• **Instruction A**
List every composer whose works the passage on music-theater cites as examples of Musiktheater.

-------- Document segment --------

Music-theater has two contrary meanings. In one sense, it means any theatrical or performance work in which music plays an extended, primary role. In this definition, opera, operetta, and the musical are just localized forms of a large, general category. But, in English, music-theater is a relatively recent term coined to exclude all those traditional genres in favor of new kinds of music-and-theater mixes: antioperas, nonmusicals, performance art, multimedia, extended-voice extravaganzas, and the like.

As theater has moved towards nonlinear and even nonverbal forms, as performance art has crystallized out of dance theater and merged with music hall and pop concerts, and as new music has absorbed minimalist, Cagean, pop, vaudevillian, and non-Western influences, the old, broken alliance of theater and music has been restitched together in a multitude of new ways. And this impulse has been felt, often without collusion or coordination, in many disciplines and in many parts of the world.

Terminological confusion comes with the territory. When the neologism music-theater was proposed in the 1960s, it sounded like a translation from the German--which it was. Musiktheater was widely used in central Europe in the sixties and seventies to designate experimental forms of interaction between the concert stage and the theater (see the works of Stockhausen, Kagel, Ligeti, Berio, Bussotti, etc.). In translation, it was intended to distinguish those kinds of musico-theatrical performance works that clearly did not belong in the opera house, the Broadway theater, or the traditional concert stage.

Ironically, the term has proved to be only too successful and has been applied to virtually any form of theater that incorporates sung or danced music as a primary component. Instead of being reserved for a musico-theatrical third stream that has gained independence from both opera and musical theater, it has been used to describe almost anything, [End Page 9] up to and including commercial musicals. That leaves what may be the most important and characteristic art form of the turn of the millennium without a proper name. An attempt to sketch the as yet unwritten history of modern music-theater might help to sort out these confusions.

-------- Exercise input --------

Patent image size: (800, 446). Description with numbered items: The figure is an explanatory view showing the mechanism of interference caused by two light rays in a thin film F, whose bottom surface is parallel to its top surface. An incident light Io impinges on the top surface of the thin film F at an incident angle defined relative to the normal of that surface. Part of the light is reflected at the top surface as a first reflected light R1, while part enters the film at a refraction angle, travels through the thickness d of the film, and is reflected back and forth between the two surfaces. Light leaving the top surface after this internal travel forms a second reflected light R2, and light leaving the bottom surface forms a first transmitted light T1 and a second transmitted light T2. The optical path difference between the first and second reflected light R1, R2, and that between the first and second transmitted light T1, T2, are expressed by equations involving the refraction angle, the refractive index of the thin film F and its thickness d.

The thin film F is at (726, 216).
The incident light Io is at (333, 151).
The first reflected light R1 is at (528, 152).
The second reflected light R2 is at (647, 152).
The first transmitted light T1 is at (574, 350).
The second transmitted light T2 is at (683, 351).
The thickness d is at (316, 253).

--------

• **Instruction B**
Copy the entries in Block 1 line for line, without altering anything.

• **Correct result A**
Stockhausen, Kagel, Ligeti, Berio, Bussotti

• **Correct result B**
Patent image size: (800, 446). Description with numbered items: The figure is an explanatory view showing the mechanism of interference caused by two light rays in a thin film F, whose bottom surface is parallel to its top surface. An incident light Io impinges on the top surface of the thin film F at an incident angle defined relative to the normal of that surface. Part of the light is reflected at the top surface as a first reflected light R1, while part enters the film at a refraction angle, travels through the thickness d of the film, and is reflected back and forth between the two surfaces. Light leaving the top surface after this internal travel forms a second reflected light R2, and light leaving the bottom surface forms a first transmitted light T1 and a second transmitted light T2. The optical path difference between the first and second reflected light R1, R2, and that between the first and second transmitted light T1, T2, are expressed by equations involving the refraction angle, the refractive index of the thin film F and its thickness d.

The thin film F is at (726, 216).
The incident light Io is at (333, 151).
The first reflected light R1 is at (528, 152).
The second reflected light R2 is at (647, 152).
The first transmitted light T1 is at (574, 350).
The second transmitted light T2 is at (683, 351).
The thickness d is at (316, 253).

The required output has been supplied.